Data
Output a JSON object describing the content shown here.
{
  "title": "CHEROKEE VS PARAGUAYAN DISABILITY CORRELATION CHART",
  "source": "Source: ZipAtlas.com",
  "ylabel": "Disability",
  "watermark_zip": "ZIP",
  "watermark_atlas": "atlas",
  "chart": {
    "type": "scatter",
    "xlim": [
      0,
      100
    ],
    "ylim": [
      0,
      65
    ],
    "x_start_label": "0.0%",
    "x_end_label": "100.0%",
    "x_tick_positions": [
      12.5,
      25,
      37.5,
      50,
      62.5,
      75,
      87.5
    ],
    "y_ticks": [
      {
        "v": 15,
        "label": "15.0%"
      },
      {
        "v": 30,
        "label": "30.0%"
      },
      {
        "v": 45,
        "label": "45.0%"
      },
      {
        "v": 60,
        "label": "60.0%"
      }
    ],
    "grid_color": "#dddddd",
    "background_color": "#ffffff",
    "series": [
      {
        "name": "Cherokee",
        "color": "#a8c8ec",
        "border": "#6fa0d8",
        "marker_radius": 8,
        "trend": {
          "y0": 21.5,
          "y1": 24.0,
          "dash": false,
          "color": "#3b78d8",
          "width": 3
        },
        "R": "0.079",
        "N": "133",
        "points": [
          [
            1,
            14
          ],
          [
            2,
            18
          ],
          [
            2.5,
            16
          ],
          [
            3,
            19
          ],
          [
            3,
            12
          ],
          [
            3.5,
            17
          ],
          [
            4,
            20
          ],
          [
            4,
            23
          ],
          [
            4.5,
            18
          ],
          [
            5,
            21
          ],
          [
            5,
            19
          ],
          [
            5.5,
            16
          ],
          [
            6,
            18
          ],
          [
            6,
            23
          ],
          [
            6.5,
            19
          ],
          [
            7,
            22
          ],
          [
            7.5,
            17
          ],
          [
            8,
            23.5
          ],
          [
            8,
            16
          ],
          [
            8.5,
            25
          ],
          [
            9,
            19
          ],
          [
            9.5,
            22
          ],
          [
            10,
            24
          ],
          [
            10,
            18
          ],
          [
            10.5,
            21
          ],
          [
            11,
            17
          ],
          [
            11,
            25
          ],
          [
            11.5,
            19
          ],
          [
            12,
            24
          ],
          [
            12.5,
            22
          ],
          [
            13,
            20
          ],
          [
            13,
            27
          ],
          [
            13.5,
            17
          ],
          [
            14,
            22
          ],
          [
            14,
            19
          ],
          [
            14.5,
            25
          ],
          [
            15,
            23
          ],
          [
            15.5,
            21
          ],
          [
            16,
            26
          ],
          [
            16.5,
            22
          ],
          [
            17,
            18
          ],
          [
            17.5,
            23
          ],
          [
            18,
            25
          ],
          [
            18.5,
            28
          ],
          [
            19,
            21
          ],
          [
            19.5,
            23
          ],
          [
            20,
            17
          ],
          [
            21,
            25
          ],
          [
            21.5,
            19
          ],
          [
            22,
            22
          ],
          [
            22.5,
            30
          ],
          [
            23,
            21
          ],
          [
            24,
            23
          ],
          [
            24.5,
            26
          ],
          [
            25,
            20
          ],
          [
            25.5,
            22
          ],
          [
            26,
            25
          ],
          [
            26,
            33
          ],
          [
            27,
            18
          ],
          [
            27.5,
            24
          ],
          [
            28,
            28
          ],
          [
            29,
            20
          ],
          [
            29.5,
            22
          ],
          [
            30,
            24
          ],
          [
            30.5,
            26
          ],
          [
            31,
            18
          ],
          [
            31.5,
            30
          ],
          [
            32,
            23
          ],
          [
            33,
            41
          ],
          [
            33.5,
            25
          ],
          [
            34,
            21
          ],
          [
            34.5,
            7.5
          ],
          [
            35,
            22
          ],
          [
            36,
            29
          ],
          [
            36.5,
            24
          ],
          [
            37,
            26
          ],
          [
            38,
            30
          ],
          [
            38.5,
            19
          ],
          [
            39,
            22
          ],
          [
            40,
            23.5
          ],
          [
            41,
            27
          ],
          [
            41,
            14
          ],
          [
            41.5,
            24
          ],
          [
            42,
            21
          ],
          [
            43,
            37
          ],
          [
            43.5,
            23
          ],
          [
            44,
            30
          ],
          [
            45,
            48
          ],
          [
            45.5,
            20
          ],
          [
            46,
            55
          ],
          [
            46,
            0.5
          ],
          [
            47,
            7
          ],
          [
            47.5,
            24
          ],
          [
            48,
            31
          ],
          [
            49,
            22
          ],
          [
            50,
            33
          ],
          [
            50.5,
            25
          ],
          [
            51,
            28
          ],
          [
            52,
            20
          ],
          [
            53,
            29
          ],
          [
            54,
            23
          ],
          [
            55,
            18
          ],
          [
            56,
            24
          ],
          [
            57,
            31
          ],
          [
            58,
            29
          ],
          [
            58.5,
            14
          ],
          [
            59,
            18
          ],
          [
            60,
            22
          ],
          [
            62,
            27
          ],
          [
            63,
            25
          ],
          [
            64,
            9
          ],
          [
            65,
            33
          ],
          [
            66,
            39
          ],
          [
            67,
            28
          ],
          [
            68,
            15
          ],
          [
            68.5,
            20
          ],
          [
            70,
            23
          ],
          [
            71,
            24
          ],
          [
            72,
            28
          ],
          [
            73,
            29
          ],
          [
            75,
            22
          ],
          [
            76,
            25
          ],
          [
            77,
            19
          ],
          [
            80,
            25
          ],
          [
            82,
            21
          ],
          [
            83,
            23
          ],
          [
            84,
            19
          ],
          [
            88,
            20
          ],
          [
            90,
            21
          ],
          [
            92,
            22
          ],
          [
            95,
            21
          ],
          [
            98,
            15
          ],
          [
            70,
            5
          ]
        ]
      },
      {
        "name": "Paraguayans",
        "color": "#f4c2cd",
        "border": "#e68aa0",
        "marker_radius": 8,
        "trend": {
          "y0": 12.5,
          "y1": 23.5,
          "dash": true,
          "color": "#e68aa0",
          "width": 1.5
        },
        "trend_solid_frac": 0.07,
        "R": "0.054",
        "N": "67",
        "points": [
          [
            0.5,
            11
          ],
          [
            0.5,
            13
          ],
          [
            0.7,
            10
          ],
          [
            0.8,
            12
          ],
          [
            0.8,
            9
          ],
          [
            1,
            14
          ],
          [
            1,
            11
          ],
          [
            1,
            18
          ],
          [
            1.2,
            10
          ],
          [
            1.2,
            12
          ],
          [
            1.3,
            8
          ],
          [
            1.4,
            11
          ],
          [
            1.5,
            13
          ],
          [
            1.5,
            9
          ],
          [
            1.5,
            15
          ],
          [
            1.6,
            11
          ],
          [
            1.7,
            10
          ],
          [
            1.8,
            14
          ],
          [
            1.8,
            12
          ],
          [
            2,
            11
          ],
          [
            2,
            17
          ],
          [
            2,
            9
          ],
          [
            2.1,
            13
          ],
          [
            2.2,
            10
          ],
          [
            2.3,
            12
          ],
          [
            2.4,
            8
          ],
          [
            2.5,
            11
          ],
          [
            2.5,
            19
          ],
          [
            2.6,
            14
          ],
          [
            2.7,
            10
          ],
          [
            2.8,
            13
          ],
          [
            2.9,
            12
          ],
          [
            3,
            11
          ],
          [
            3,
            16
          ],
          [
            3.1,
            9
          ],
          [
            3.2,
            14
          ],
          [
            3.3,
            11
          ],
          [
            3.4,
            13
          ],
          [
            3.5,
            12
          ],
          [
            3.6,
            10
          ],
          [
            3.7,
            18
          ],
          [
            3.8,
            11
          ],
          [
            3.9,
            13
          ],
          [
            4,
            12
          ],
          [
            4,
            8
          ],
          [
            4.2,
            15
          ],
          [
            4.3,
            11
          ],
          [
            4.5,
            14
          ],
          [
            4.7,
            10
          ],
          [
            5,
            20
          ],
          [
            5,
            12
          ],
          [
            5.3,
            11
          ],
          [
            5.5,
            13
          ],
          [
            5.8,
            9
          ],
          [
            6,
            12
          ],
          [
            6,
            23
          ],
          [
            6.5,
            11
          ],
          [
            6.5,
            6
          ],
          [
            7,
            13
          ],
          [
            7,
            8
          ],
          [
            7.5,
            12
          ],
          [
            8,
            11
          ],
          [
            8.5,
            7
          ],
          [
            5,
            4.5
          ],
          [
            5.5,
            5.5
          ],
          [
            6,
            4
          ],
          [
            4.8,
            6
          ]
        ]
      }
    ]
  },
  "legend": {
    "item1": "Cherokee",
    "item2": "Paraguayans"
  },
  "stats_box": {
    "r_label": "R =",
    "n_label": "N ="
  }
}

Aim
Using the entries above, find all lines with "Paraguayans". Copy them.

Finished answer
        "name": "Paraguayans",
    "item2": "Paraguayans"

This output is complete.